EXERCISE DIRECTIONS — Retype all of the listing exactly, passing over any picture you find.
### DATA LINES
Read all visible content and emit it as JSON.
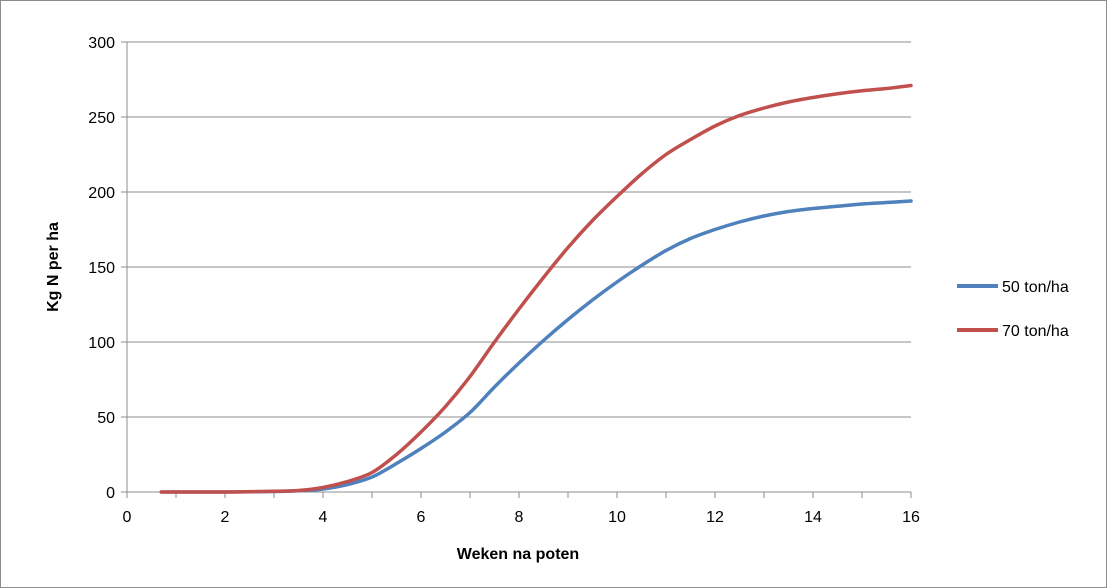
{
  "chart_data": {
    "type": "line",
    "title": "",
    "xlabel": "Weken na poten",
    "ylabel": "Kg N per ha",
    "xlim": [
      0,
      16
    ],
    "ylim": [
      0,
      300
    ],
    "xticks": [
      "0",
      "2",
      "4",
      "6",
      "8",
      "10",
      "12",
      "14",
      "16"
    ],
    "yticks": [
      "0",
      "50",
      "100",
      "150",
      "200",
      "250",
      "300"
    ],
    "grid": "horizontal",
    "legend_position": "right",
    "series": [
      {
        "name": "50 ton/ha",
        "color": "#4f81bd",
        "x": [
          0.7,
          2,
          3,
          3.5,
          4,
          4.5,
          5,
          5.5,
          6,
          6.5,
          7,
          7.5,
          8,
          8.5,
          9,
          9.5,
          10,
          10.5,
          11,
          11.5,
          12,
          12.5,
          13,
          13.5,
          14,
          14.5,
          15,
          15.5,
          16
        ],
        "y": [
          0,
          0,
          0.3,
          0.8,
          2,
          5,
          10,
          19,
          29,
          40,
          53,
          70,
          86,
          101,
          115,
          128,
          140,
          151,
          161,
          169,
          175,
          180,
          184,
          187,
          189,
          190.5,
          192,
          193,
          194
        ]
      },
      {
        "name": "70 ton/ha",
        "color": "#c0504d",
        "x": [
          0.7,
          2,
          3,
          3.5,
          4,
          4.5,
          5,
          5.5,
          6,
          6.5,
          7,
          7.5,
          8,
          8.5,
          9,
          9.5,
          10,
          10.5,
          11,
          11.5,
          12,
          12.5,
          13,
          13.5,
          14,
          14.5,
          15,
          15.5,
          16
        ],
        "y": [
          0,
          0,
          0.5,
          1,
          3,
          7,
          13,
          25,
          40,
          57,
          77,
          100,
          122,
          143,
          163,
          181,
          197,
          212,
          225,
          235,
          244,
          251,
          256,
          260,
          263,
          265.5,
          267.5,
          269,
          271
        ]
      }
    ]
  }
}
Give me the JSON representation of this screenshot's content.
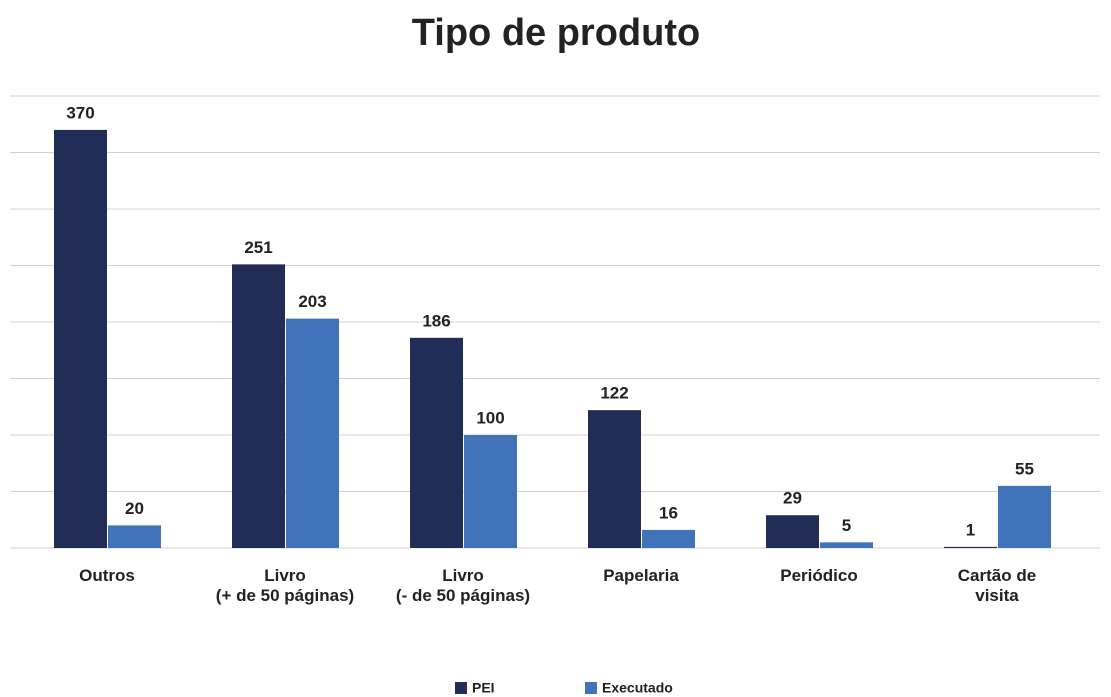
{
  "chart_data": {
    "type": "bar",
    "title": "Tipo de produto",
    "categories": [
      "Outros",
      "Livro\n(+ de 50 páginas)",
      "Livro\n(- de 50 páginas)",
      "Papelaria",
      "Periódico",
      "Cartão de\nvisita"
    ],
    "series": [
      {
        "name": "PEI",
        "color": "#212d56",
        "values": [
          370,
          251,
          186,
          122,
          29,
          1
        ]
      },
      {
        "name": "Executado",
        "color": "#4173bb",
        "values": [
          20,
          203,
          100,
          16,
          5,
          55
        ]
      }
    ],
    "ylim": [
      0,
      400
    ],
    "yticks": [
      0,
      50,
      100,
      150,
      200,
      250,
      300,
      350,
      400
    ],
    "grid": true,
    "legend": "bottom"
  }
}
######
REPLY —
Read all visible content and emit it as JSON.
{
  "chart_data": {
    "type": "line",
    "title": "",
    "xlabel": "Weken na poten",
    "ylabel": "Kg N per ha",
    "xlim": [
      0,
      16
    ],
    "ylim": [
      0,
      300
    ],
    "xticks": [
      "0",
      "2",
      "4",
      "6",
      "8",
      "10",
      "12",
      "14",
      "16"
    ],
    "yticks": [
      "0",
      "50",
      "100",
      "150",
      "200",
      "250",
      "300"
    ],
    "grid": "horizontal",
    "legend_position": "right",
    "series": [
      {
        "name": "50 ton/ha",
        "color": "#4f81bd",
        "x": [
          0.7,
          2,
          3,
          3.5,
          4,
          4.5,
          5,
          5.5,
          6,
          6.5,
          7,
          7.5,
          8,
          8.5,
          9,
          9.5,
          10,
          10.5,
          11,
          11.5,
          12,
          12.5,
          13,
          13.5,
          14,
          14.5,
          15,
          15.5,
          16
        ],
        "y": [
          0,
          0,
          0.3,
          0.8,
          2,
          5,
          10,
          19,
          29,
          40,
          53,
          70,
          86,
          101,
          115,
          128,
          140,
          151,
          161,
          169,
          175,
          180,
          184,
          187,
          189,
          190.5,
          192,
          193,
          194
        ]
      },
      {
        "name": "70 ton/ha",
        "color": "#c0504d",
        "x": [
          0.7,
          2,
          3,
          3.5,
          4,
          4.5,
          5,
          5.5,
          6,
          6.5,
          7,
          7.5,
          8,
          8.5,
          9,
          9.5,
          10,
          10.5,
          11,
          11.5,
          12,
          12.5,
          13,
          13.5,
          14,
          14.5,
          15,
          15.5,
          16
        ],
        "y": [
          0,
          0,
          0.5,
          1,
          3,
          7,
          13,
          25,
          40,
          57,
          77,
          100,
          122,
          143,
          163,
          181,
          197,
          212,
          225,
          235,
          244,
          251,
          256,
          260,
          263,
          265.5,
          267.5,
          269,
          271
        ]
      }
    ]
  }
}
Give me the JSON representation of this screenshot's content.
{
  "chart_data": {
    "type": "bar",
    "title": "Tipo de produto",
    "categories": [
      "Outros",
      "Livro\n(+ de 50 páginas)",
      "Livro\n(- de 50 páginas)",
      "Papelaria",
      "Periódico",
      "Cartão de\nvisita"
    ],
    "series": [
      {
        "name": "PEI",
        "color": "#212d56",
        "values": [
          370,
          251,
          186,
          122,
          29,
          1
        ]
      },
      {
        "name": "Executado",
        "color": "#4173bb",
        "values": [
          20,
          203,
          100,
          16,
          5,
          55
        ]
      }
    ],
    "ylim": [
      0,
      400
    ],
    "yticks": [
      0,
      50,
      100,
      150,
      200,
      250,
      300,
      350,
      400
    ],
    "grid": true,
    "legend": "bottom"
  }
}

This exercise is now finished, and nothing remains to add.